TRY IT — Reproduce, word for word, the full text below: the probability problem about drawing a black ball from two bags, along with its step-by-step solution.

PAGE EXCERPT —

▽

Two bags contain 3 white, 2 black and 2 white, 4 black balls respectively. A ball is chosen at random then the probability of its being black is

To solve the problem, we need to calculate the probability of drawing a black ball from two bags containing different numbers of black and white balls. ### Step-by-Step Solution: 1. **Identify the contents of the bags:** - Bag 1 contains 3 white balls and 2 black balls. - Bag 2 contains 2 white balls and 4 black balls. 2. **Calculate the total number of balls in each bag:** - Total in Bag 1 = 3 (white) + 2 (black) = 5 balls. - Total in Bag 2 = 2 (white) + 4 (black) = 6 balls. 3. **Determine the probability of selecting each bag:** - Since there are 2 bags, the probability of selecting either bag is: - P(A1) = Probability of selecting Bag 1 = 1/2 - P(A2) = Probability of selecting Bag 2 = 1/2 4. **Calculate the probability of drawing a black ball from each bag:** - For Bag 1: - P(B|A1) = Probability of drawing a black ball from Bag 1 = Number of black balls in Bag 1 / Total balls in Bag 1 = 2/5 - For Bag 2: - P(B|A2) = Probability of drawing a black ball from Bag 2 = Number of black balls in Bag 2 / Total balls in Bag 2 = 4/6 = 2/3 5. **Use the law of total probability to find the overall probability of drawing a black ball:** - P(B) = P(A1) * P(B|A1) + P(A2) * P(B|A2) - P(B) = (1/2) * (2/5) + (1/2) * (2/3) 6. **Calculate each term:** - First term: (1/2) * (2/5) = 2/10 = 1/5 - Second term: (1/2) * (2/3) = 2/6 = 1/3 7. **Find a common denominator to add the fractions:** - The common denominator of 5 and 3 is 15. - Convert the fractions: - 1/5 = 3/15 - 1/3 = 5/15 8. **Add the two fractions:** - P(B) = 3/15 + 5/15 = 8/15 9. **Conclusion:** - The probability of drawing a black ball is 8/15. ### Final Answer: The probability of drawing a black ball is **8/15**.

△

ENTRIES SUPPLIED —

▽

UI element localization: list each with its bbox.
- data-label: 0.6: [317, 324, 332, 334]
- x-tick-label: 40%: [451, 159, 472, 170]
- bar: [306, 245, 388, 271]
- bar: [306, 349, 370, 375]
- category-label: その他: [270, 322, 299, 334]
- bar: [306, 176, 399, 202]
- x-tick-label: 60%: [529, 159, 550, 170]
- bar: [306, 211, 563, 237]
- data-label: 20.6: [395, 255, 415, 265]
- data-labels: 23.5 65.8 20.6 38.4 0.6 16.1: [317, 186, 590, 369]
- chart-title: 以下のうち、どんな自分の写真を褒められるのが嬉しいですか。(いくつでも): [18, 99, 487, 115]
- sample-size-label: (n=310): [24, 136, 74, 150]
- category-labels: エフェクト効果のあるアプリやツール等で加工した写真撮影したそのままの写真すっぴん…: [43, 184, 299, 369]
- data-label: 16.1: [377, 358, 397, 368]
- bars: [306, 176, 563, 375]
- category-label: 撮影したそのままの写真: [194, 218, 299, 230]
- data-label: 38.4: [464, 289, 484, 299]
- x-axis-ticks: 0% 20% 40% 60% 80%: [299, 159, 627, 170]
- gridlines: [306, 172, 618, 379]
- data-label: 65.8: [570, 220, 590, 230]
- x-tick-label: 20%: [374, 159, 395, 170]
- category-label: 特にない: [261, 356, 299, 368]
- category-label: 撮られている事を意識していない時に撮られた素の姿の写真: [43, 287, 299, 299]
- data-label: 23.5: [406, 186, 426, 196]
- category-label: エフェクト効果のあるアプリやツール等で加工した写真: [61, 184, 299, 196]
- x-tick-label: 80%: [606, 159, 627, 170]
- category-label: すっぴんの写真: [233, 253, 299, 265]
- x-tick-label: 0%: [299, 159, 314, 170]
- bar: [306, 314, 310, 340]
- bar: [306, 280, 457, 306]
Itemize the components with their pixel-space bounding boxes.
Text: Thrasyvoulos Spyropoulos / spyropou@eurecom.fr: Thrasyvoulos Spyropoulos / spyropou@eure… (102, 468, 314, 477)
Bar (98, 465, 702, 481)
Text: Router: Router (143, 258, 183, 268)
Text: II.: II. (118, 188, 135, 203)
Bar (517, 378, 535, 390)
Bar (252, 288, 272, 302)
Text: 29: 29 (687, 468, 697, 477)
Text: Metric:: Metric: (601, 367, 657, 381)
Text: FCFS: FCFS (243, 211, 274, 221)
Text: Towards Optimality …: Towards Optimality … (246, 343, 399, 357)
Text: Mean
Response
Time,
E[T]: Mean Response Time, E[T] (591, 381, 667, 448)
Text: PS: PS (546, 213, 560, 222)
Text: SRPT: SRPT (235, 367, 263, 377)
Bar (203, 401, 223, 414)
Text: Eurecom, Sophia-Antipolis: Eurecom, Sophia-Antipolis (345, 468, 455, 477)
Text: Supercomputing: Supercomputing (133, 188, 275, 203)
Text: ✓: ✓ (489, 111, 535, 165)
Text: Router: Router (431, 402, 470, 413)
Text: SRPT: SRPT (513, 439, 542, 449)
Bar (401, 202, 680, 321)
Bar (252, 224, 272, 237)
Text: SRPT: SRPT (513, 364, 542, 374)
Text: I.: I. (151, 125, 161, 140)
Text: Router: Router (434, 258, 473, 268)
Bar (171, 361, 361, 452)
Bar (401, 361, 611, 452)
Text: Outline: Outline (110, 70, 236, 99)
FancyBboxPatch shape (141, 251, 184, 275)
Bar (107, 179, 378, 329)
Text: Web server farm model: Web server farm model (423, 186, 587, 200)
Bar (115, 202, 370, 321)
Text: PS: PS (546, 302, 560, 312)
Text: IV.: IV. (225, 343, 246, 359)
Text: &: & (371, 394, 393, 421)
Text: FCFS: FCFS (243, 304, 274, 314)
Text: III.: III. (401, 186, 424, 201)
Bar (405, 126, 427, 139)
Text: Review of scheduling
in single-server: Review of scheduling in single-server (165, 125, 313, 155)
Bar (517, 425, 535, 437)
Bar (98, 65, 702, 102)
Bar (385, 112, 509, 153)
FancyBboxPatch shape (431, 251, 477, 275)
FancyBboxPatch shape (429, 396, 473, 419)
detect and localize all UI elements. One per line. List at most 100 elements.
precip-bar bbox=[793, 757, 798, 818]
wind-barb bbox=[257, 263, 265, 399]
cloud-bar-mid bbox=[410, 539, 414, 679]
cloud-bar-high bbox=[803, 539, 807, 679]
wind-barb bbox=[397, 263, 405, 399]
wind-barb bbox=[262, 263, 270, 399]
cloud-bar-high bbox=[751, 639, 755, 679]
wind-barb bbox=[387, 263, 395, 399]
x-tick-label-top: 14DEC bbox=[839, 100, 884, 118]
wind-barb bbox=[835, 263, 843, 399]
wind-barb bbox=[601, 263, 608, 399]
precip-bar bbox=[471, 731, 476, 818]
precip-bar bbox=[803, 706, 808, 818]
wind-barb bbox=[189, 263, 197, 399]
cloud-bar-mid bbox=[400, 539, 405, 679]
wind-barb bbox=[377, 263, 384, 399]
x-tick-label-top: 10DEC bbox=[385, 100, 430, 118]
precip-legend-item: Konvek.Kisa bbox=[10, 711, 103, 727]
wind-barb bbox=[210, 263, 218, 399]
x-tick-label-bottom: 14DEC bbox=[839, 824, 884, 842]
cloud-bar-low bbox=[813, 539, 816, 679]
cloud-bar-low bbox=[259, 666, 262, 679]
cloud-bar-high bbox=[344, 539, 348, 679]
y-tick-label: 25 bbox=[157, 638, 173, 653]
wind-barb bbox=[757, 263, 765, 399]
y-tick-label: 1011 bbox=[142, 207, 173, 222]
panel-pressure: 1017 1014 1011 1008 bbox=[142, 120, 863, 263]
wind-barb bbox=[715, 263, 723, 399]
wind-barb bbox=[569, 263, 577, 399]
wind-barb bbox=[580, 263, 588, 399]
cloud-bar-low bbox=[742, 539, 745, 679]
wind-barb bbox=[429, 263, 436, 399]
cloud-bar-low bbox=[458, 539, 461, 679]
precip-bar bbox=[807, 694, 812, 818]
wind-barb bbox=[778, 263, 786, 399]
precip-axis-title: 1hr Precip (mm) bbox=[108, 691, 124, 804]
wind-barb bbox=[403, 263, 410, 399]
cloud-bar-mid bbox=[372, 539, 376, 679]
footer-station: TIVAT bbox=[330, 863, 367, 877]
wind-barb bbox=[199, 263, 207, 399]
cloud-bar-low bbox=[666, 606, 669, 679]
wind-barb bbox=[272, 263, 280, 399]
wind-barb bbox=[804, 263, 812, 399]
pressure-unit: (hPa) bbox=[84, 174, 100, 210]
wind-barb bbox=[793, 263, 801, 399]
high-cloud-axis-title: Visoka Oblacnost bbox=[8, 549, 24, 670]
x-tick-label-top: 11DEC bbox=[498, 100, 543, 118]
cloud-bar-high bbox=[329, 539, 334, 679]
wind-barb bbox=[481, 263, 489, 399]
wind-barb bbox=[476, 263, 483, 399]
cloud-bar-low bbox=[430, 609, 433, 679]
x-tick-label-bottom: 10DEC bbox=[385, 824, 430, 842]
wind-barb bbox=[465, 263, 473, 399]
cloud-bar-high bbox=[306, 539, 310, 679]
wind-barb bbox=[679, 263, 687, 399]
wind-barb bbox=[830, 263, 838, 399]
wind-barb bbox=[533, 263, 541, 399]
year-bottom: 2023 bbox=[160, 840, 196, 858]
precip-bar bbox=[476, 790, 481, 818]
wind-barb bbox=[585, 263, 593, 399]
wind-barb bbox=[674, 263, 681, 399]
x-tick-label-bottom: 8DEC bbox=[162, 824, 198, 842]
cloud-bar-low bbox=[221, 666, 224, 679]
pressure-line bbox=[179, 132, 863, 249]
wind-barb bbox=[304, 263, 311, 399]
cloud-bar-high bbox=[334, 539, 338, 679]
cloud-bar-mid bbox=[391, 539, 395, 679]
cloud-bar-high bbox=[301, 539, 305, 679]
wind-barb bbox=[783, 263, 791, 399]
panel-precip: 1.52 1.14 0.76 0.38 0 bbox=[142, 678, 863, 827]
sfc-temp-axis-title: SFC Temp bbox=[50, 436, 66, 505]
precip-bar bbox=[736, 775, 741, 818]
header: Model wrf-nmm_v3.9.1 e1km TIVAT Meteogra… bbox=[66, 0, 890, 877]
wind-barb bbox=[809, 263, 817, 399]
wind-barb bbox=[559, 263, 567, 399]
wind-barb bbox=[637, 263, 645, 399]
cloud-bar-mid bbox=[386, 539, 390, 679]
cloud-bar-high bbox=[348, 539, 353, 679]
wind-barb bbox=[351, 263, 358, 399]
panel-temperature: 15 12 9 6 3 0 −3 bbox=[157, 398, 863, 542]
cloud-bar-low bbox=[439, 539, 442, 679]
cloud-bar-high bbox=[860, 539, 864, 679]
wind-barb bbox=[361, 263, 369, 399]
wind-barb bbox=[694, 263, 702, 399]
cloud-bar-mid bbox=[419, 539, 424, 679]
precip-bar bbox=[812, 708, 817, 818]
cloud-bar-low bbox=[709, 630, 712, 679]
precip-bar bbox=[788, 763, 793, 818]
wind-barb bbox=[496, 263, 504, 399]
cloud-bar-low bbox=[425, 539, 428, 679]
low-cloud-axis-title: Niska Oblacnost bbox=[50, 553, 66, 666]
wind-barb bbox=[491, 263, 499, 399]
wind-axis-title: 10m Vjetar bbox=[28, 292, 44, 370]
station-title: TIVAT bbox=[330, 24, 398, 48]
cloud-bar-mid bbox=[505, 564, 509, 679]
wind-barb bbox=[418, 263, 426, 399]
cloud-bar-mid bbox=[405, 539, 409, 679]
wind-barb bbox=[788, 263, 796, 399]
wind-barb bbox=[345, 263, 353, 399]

△

REPLY TO THE EXERCISE —
Two bags contain 3 white, 2 black and 2 white, 4 black balls respectively. A ball is chosen at random then the probability of its being black is

To solve the problem, we need to calculate the probability of drawing a black ball from two bags containing different numbers of black and white balls. ### Step-by-Step Solution: 1. **Identify the contents of the bags:** - Bag 1 contains 3 white balls and 2 black balls. - Bag 2 contains 2 white balls and 4 black balls. 2. **Calculate the total number of balls in each bag:** - Total in Bag 1 = 3 (white) + 2 (black) = 5 balls. - Total in Bag 2 = 2 (white) + 4 (black) = 6 balls. 3. **Determine the probability of selecting each bag:** - Since there are 2 bags, the probability of selecting either bag is: - P(A1) = Probability of selecting Bag 1 = 1/2 - P(A2) = Probability of selecting Bag 2 = 1/2 4. **Calculate the probability of drawing a black ball from each bag:** - For Bag 1: - P(B|A1) = Probability of drawing a black ball from Bag 1 = Number of black balls in Bag 1 / Total balls in Bag 1 = 2/5 - For Bag 2: - P(B|A2) = Probability of drawing a black ball from Bag 2 = Number of black balls in Bag 2 / Total balls in Bag 2 = 4/6 = 2/3 5. **Use the law of total probability to find the overall probability of drawing a black ball:** - P(B) = P(A1) * P(B|A1) + P(A2) * P(B|A2) - P(B) = (1/2) * (2/5) + (1/2) * (2/3) 6. **Calculate each term:** - First term: (1/2) * (2/5) = 2/10 = 1/5 - Second term: (1/2) * (2/3) = 2/6 = 1/3 7. **Find a common denominator to add the fractions:** - The common denominator of 5 and 3 is 15. - Convert the fractions: - 1/5 = 3/15 - 1/3 = 5/15 8. **Add the two fractions:** - P(B) = 3/15 + 5/15 = 8/15 9. **Conclusion:** - The probability of drawing a black ball is 8/15. ### Final Answer: The probability of drawing a black ball is **8/15**.